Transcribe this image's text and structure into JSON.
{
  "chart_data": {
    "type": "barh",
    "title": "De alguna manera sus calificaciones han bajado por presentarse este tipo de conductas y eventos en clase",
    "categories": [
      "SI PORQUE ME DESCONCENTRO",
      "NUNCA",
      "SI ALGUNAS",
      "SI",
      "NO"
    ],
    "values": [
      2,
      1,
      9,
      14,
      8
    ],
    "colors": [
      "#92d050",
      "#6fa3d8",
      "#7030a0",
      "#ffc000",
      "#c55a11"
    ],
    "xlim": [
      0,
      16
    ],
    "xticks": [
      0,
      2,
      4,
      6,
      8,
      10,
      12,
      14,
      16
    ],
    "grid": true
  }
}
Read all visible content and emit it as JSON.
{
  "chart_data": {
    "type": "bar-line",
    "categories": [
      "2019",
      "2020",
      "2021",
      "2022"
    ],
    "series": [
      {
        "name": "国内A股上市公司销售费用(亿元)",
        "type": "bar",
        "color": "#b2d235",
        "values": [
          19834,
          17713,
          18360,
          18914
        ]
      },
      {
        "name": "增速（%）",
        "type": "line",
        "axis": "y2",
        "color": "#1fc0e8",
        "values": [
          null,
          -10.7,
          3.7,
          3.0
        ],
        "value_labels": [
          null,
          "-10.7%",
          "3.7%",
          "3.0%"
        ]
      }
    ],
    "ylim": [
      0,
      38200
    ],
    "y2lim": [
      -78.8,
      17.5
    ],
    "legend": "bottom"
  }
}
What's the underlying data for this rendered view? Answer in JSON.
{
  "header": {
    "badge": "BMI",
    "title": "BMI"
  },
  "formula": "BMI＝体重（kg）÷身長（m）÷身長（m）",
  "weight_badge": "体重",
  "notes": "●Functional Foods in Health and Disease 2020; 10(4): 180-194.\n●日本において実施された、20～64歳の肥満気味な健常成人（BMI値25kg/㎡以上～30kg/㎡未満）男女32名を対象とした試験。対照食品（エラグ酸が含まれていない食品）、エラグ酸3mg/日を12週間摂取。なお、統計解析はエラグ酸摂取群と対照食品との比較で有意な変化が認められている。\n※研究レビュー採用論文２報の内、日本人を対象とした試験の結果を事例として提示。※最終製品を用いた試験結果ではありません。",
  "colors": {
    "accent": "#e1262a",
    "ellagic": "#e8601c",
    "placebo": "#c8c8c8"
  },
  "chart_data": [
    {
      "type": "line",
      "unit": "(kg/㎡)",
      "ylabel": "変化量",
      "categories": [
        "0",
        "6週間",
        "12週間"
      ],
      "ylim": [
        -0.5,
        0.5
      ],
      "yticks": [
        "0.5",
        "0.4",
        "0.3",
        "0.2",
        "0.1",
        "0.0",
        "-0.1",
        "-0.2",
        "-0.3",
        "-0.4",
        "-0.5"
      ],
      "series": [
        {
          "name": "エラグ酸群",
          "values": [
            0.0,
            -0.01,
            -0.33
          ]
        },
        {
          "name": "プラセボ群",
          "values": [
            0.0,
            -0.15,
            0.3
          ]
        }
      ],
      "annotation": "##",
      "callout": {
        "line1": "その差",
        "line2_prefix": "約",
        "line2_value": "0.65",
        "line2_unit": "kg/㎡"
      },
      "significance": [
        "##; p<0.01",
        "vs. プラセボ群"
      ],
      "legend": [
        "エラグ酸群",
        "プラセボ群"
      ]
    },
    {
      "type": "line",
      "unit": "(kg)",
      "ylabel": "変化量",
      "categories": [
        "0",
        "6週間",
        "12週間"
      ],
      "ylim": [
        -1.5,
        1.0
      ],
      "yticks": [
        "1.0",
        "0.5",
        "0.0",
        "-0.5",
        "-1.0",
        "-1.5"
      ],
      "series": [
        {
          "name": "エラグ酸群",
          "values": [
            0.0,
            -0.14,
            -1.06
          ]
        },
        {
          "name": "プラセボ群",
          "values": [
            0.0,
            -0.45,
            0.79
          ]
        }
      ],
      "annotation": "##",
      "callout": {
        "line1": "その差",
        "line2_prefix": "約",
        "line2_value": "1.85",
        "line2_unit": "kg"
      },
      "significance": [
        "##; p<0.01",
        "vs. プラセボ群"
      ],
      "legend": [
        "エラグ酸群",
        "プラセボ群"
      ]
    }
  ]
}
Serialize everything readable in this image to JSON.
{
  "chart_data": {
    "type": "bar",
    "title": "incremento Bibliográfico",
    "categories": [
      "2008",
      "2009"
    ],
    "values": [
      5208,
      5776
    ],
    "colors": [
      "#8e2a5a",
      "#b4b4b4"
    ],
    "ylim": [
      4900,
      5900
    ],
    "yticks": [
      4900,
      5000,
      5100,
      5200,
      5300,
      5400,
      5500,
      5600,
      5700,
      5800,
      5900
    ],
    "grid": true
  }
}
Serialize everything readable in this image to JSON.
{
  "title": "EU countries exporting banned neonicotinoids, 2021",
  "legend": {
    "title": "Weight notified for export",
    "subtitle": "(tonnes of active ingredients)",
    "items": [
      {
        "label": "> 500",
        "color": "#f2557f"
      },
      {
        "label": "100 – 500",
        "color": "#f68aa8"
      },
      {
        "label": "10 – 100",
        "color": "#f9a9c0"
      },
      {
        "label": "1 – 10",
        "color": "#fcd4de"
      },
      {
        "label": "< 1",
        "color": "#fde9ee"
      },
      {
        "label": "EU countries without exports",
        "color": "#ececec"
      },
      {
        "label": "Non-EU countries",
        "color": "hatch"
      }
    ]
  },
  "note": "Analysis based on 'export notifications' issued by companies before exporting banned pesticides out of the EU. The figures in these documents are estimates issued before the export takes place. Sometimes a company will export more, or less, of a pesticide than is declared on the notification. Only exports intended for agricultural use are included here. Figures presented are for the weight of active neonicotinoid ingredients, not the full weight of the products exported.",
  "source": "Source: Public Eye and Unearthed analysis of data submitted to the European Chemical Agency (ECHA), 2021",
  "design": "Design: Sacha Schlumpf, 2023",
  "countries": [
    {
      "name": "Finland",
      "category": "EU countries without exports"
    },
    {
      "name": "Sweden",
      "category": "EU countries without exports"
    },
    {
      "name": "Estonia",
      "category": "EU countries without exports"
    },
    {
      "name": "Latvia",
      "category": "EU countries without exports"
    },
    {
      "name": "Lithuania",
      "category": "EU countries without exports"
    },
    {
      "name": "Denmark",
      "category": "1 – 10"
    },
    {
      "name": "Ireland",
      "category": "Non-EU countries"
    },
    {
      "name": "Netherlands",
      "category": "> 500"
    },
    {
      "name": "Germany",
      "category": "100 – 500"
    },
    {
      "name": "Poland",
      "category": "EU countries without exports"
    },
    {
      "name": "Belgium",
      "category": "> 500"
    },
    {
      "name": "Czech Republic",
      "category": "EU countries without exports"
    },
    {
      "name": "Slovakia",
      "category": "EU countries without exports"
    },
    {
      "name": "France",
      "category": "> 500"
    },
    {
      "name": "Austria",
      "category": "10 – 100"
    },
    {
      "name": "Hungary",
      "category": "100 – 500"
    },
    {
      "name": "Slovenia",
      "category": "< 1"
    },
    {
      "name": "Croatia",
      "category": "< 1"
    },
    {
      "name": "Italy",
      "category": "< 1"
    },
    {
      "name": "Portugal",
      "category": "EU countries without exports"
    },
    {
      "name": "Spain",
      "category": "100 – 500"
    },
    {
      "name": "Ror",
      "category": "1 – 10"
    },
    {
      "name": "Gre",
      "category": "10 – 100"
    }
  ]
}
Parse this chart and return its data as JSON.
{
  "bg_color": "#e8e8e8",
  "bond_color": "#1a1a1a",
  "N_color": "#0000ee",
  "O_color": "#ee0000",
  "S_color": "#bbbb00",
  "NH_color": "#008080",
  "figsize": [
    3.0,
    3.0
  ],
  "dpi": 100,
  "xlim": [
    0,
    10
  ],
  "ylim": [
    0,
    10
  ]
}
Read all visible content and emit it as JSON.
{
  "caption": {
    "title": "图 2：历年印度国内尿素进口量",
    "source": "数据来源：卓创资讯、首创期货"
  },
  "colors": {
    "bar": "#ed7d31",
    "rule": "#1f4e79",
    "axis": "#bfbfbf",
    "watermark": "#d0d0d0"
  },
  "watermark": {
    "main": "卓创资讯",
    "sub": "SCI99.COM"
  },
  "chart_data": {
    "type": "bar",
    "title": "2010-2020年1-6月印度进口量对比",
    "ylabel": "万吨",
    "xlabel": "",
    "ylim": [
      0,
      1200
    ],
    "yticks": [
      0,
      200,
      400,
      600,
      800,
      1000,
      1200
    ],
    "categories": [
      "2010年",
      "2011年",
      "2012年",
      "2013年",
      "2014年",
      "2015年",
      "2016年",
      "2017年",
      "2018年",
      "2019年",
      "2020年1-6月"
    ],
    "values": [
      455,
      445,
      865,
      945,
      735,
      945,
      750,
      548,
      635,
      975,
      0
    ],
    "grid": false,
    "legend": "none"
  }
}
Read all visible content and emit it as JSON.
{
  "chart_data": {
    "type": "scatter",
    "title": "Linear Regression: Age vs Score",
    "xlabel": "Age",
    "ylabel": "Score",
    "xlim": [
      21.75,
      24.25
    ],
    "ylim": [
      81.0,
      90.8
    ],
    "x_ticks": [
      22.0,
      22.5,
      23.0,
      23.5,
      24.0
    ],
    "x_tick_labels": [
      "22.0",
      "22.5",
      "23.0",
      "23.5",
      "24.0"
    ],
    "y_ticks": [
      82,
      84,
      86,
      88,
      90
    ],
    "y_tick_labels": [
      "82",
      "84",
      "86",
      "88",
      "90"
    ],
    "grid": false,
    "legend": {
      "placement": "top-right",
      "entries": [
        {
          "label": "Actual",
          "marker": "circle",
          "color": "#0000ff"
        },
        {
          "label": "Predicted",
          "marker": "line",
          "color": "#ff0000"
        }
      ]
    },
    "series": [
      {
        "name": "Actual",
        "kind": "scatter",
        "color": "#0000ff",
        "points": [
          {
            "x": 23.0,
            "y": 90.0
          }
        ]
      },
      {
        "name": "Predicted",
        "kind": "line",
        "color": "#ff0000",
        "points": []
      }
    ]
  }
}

[AIM]:
What is the number of lines in the listing above that contain the string "legend"? Give only the number.

[COMPLETED EXERCISE]:
6